* Dataset records
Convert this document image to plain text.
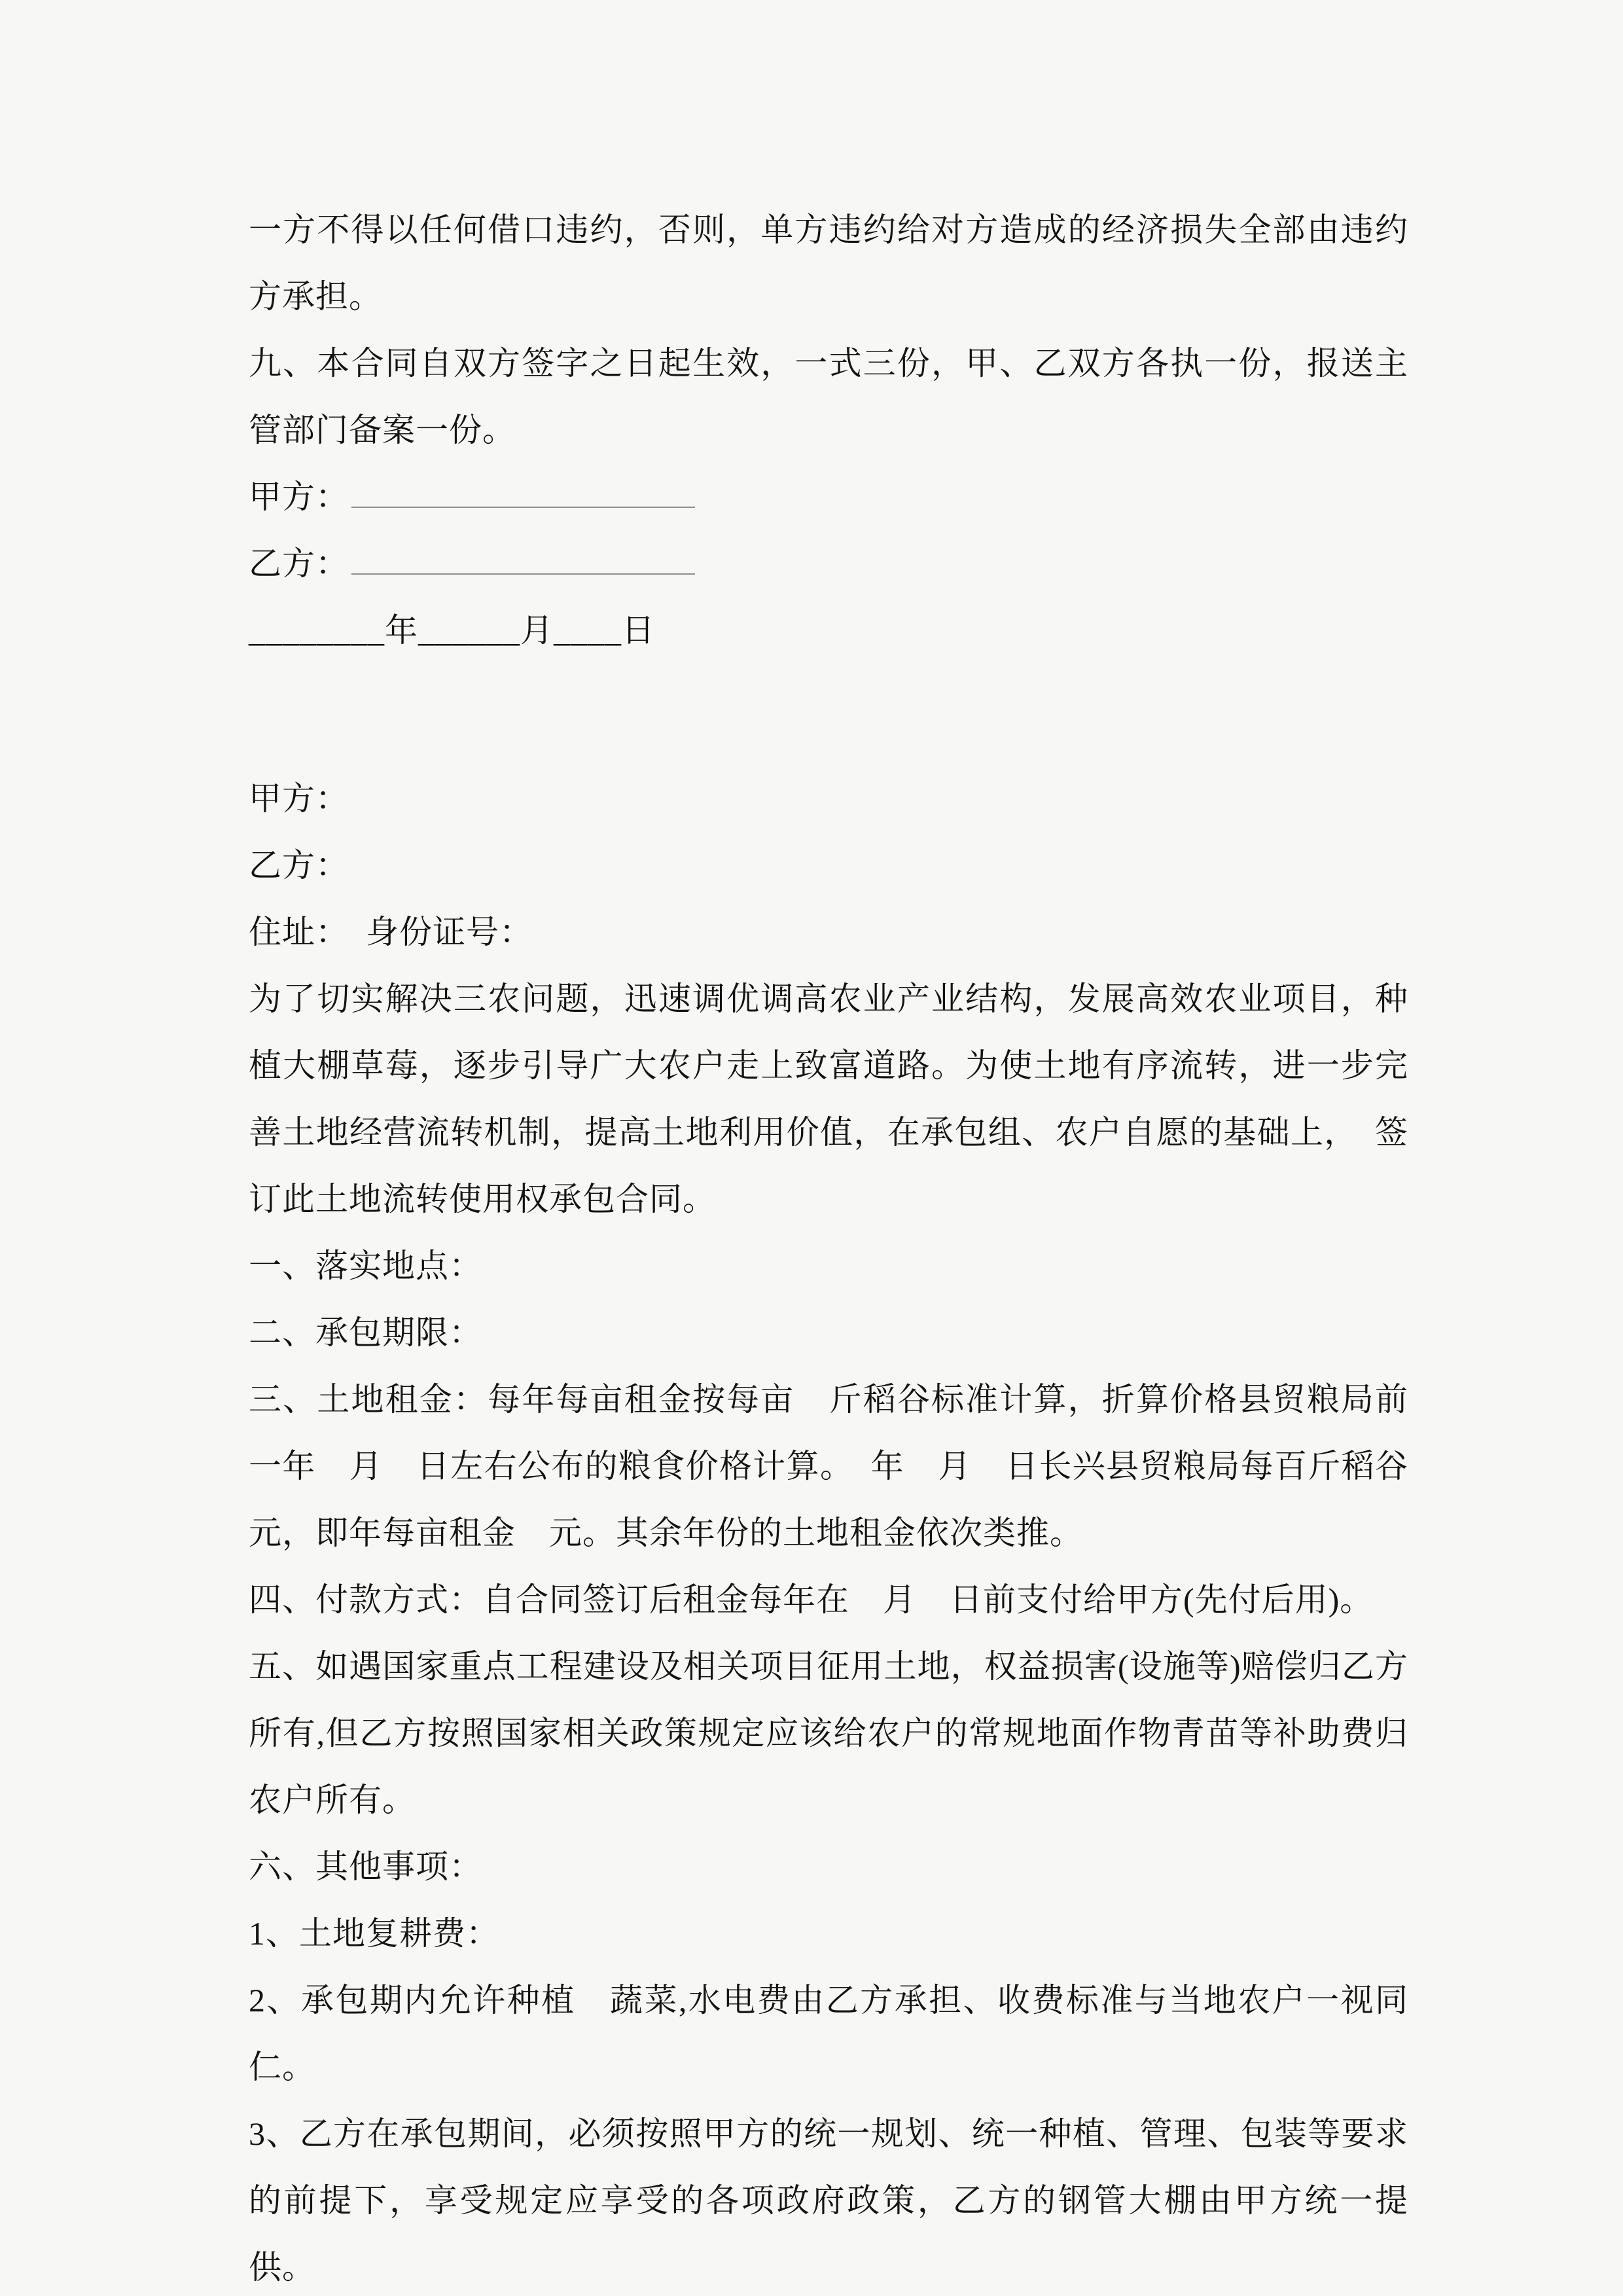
一方不得以任何借口违约，否则，单方违约给对方造成的经济损失全部由违约方承担。

九、本合同自双方签字之日起生效，一式三份，甲、乙双方各执一份，报送主管部门备案一份。

甲方：
乙方：

________年______月____日

甲方：

乙方：

住址：　身份证号：

为了切实解决三农问题，迅速调优调高农业产业结构，发展高效农业项目，种植大棚草莓，逐步引导广大农户走上致富道路。为使土地有序流转，进一步完善土地经营流转机制，提高土地利用价值，在承包组、农户自愿的基础上，　签订此土地流转使用权承包合同。

一、落实地点：

二、承包期限：

三、土地租金：每年每亩租金按每亩　斤稻谷标准计算，折算价格县贸粮局前一年　月　日左右公布的粮食价格计算。　年　月　日长兴县贸粮局每百斤稻谷　元，即年每亩租金　元。其余年份的土地租金依次类推。

四、付款方式：自合同签订后租金每年在　月　日前支付给甲方(先付后用)。

五、如遇国家重点工程建设及相关项目征用土地，权益损害(设施等)赔偿归乙方所有,但乙方按照国家相关政策规定应该给农户的常规地面作物青苗等补助费归农户所有。

六、其他事项：

1、土地复耕费：

2、承包期内允许种植　蔬菜,水电费由乙方承担、收费标准与当地农户一视同仁。

3、乙方在承包期间，必须按照甲方的统一规划、统一种植、管理、包装等要求的前提下，享受规定应享受的各项政府政策，乙方的钢管大棚由甲方统一提供。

* Aim of the task
Retype the data above exactly; pictures are not part of the copy.

* Solved problem
Convert this document image to plain text.
一方不得以任何借口违约，否则，单方违约给对方造成的经济损失全部由违约方承担。

九、本合同自双方签字之日起生效，一式三份，甲、乙双方各执一份，报送主管部门备案一份。

甲方：
乙方：

________年______月____日

甲方：

乙方：

住址：　身份证号：

为了切实解决三农问题，迅速调优调高农业产业结构，发展高效农业项目，种植大棚草莓，逐步引导广大农户走上致富道路。为使土地有序流转，进一步完善土地经营流转机制，提高土地利用价值，在承包组、农户自愿的基础上，　签订此土地流转使用权承包合同。

一、落实地点：

二、承包期限：

三、土地租金：每年每亩租金按每亩　斤稻谷标准计算，折算价格县贸粮局前一年　月　日左右公布的粮食价格计算。　年　月　日长兴县贸粮局每百斤稻谷　元，即年每亩租金　元。其余年份的土地租金依次类推。

四、付款方式：自合同签订后租金每年在　月　日前支付给甲方(先付后用)。

五、如遇国家重点工程建设及相关项目征用土地，权益损害(设施等)赔偿归乙方所有,但乙方按照国家相关政策规定应该给农户的常规地面作物青苗等补助费归农户所有。

六、其他事项：

1、土地复耕费：

2、承包期内允许种植　蔬菜,水电费由乙方承担、收费标准与当地农户一视同仁。

3、乙方在承包期间，必须按照甲方的统一规划、统一种植、管理、包装等要求的前提下，享受规定应享受的各项政府政策，乙方的钢管大棚由甲方统一提供。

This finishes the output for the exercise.